- PROBLEM STATEMENT
Provide only the number of lines in the data below that contain the string "JSON".

--- Start SOURCE RECORDS ---

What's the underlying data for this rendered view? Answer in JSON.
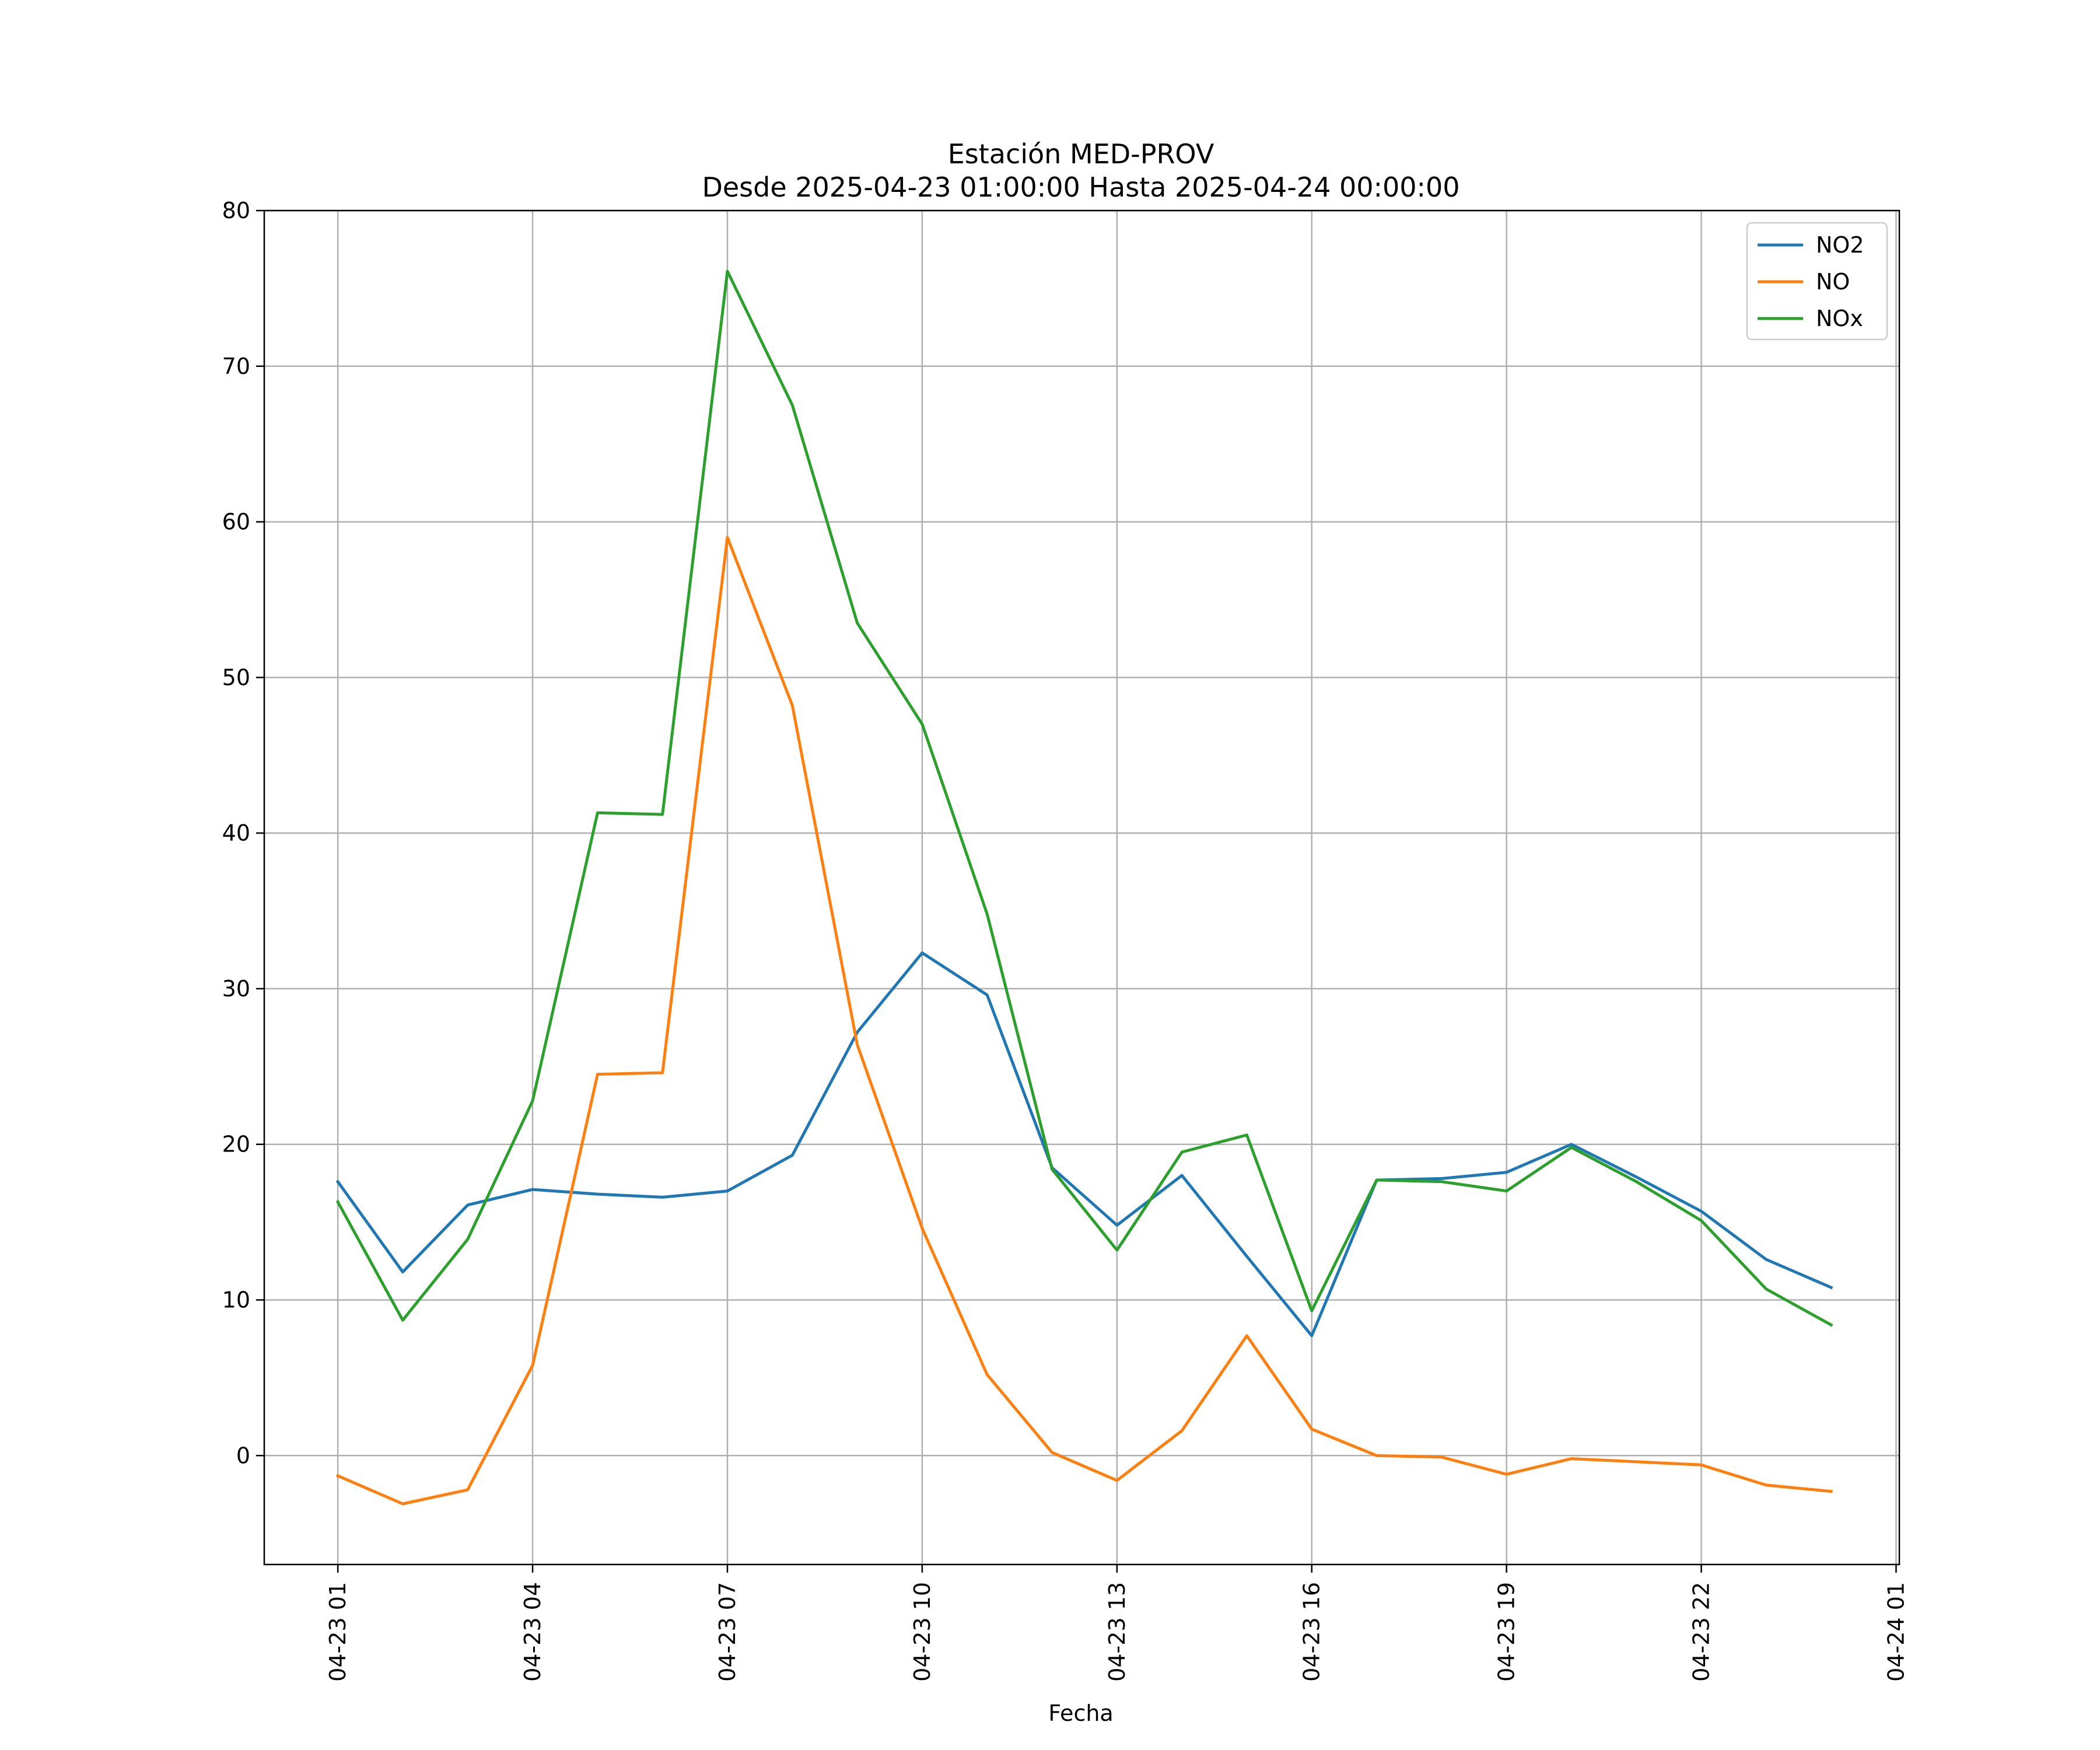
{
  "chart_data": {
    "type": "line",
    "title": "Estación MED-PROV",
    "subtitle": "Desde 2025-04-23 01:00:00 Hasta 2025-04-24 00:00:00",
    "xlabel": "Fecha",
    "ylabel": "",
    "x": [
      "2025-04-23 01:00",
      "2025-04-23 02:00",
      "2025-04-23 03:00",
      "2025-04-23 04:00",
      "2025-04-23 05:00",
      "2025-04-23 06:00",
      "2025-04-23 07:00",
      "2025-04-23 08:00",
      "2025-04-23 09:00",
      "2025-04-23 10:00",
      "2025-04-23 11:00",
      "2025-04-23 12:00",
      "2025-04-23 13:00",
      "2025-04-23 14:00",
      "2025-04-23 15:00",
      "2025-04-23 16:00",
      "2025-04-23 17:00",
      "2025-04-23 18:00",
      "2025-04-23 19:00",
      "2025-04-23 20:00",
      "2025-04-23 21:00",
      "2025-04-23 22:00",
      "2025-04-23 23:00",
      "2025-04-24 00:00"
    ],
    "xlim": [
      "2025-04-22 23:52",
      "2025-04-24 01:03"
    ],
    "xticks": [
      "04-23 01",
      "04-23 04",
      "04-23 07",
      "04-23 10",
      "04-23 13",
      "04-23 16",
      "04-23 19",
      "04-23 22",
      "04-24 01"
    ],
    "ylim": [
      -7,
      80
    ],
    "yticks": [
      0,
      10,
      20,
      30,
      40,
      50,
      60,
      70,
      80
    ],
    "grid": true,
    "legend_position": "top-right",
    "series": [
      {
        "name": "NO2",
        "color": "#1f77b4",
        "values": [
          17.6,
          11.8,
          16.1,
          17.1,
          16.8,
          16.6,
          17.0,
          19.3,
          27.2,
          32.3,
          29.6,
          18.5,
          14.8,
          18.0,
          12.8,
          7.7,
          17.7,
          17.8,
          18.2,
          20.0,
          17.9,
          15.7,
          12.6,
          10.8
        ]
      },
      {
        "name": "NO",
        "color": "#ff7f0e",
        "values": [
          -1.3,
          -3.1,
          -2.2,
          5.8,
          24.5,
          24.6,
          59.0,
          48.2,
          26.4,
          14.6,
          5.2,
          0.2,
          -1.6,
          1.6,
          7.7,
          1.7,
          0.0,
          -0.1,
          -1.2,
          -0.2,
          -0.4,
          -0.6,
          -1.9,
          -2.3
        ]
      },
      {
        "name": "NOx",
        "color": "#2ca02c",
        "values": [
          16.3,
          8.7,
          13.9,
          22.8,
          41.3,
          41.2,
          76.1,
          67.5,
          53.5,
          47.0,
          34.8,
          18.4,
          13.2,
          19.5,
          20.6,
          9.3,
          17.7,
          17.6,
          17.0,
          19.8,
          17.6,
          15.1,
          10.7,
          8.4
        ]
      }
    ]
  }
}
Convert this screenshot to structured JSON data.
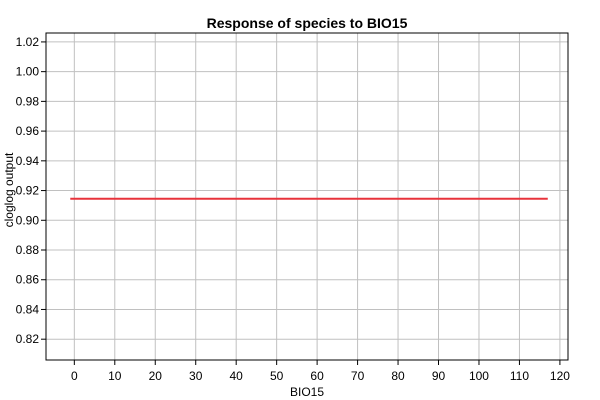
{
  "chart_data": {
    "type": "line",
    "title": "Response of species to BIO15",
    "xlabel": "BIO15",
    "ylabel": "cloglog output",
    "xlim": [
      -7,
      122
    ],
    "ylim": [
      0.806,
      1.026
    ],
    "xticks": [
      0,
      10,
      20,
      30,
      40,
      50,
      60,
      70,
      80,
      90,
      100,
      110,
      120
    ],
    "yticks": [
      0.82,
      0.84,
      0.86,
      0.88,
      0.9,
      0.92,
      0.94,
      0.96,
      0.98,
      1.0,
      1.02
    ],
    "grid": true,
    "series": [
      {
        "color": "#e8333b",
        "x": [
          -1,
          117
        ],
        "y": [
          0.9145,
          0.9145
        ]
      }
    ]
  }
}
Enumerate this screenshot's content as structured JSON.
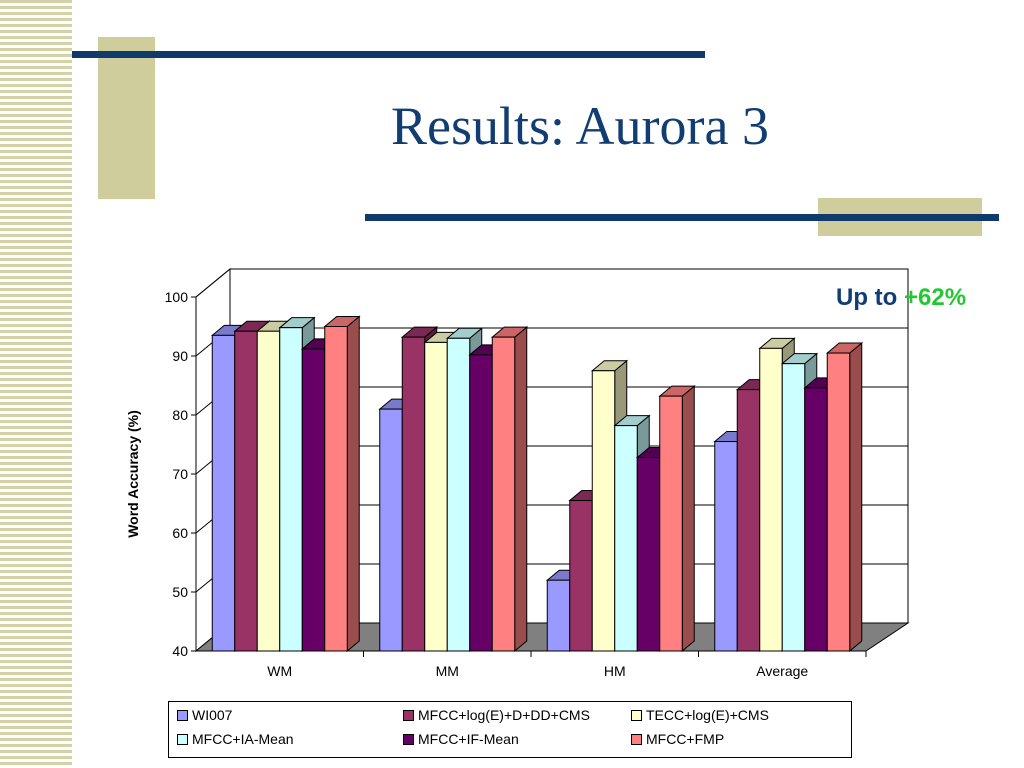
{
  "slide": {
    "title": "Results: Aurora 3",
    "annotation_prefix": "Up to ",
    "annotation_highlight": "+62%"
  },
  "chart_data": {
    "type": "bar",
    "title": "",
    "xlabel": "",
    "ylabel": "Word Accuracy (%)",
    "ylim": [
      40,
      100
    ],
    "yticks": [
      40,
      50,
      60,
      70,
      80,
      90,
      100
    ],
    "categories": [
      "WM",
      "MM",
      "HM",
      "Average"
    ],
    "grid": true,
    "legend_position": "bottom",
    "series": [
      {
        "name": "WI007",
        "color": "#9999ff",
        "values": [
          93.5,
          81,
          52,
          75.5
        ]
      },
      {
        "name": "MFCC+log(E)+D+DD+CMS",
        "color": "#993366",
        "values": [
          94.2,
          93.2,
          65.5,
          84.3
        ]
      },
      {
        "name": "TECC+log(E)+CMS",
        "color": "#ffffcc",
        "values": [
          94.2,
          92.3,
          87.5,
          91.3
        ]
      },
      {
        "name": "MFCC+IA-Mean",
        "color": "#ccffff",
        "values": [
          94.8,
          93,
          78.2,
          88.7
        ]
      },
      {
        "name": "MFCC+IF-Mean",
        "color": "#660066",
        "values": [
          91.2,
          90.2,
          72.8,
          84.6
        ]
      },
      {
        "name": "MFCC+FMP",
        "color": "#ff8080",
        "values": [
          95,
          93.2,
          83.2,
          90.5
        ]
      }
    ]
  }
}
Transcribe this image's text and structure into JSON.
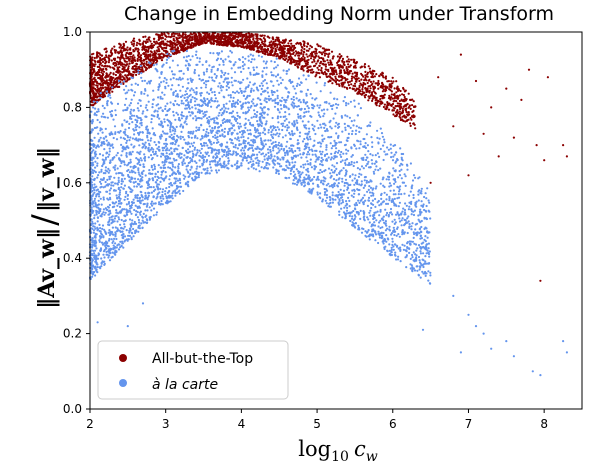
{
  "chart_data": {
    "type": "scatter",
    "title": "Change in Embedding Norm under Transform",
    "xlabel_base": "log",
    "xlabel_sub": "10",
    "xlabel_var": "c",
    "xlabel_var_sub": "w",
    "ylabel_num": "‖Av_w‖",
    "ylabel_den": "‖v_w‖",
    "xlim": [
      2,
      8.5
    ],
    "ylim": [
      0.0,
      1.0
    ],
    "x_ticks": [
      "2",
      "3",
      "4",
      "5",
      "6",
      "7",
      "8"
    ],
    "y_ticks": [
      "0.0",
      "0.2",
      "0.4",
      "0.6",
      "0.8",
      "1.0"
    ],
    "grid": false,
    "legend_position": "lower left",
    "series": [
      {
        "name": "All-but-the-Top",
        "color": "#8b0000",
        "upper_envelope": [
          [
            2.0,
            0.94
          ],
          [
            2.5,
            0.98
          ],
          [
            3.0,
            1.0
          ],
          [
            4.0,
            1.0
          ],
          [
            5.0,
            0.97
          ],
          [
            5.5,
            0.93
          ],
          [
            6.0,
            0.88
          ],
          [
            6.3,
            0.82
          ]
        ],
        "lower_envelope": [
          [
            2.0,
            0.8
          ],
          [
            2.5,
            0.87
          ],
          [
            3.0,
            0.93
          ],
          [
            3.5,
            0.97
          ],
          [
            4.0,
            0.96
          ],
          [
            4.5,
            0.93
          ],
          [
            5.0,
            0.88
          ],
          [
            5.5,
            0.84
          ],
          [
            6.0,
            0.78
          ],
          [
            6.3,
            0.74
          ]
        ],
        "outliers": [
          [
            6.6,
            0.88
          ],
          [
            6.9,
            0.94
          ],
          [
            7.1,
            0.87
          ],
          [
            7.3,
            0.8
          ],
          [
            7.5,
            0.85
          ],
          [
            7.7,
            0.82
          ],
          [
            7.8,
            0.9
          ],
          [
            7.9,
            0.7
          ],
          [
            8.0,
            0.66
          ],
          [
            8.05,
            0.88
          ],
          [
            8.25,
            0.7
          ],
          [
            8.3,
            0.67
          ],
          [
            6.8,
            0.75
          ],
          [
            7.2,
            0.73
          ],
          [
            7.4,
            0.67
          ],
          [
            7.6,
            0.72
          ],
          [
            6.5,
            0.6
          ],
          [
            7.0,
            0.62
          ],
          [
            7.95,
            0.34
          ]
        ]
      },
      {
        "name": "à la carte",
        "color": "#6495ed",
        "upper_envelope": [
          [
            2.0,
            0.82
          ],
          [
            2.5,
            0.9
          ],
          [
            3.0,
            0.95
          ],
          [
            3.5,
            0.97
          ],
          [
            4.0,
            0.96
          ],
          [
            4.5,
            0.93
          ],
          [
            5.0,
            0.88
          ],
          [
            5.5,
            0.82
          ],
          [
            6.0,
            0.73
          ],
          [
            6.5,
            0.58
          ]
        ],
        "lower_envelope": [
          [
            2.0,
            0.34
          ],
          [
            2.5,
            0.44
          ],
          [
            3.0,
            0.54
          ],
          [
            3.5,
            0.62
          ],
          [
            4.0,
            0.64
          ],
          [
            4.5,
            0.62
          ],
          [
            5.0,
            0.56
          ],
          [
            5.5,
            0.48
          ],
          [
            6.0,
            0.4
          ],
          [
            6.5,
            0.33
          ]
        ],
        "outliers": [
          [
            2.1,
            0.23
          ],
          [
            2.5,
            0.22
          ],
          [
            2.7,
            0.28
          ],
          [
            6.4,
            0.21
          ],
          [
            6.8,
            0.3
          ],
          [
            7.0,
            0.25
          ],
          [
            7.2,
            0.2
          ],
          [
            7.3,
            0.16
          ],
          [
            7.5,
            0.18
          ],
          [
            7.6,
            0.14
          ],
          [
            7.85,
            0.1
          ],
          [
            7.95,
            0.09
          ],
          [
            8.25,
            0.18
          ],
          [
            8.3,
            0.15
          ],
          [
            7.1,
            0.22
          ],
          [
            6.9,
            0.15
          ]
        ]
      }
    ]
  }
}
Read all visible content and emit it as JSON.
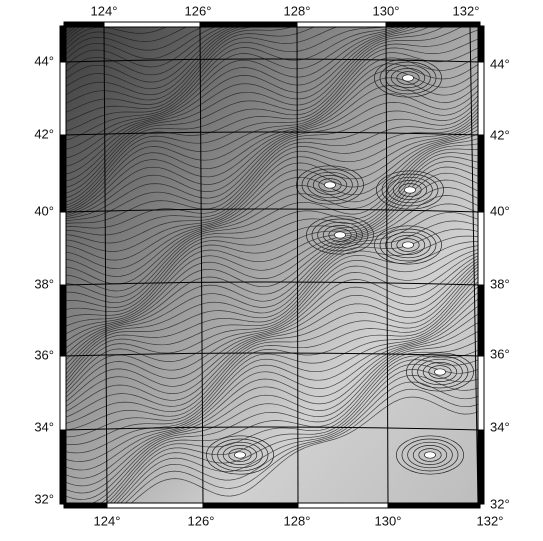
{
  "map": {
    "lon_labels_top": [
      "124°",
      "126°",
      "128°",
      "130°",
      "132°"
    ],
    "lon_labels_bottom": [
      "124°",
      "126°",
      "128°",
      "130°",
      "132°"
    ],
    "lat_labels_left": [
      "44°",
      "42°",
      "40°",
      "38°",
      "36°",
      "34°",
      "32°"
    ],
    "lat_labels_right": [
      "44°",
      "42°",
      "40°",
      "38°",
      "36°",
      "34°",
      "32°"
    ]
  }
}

--- End SOURCE RECORDS ---

- FINAL RESULT
5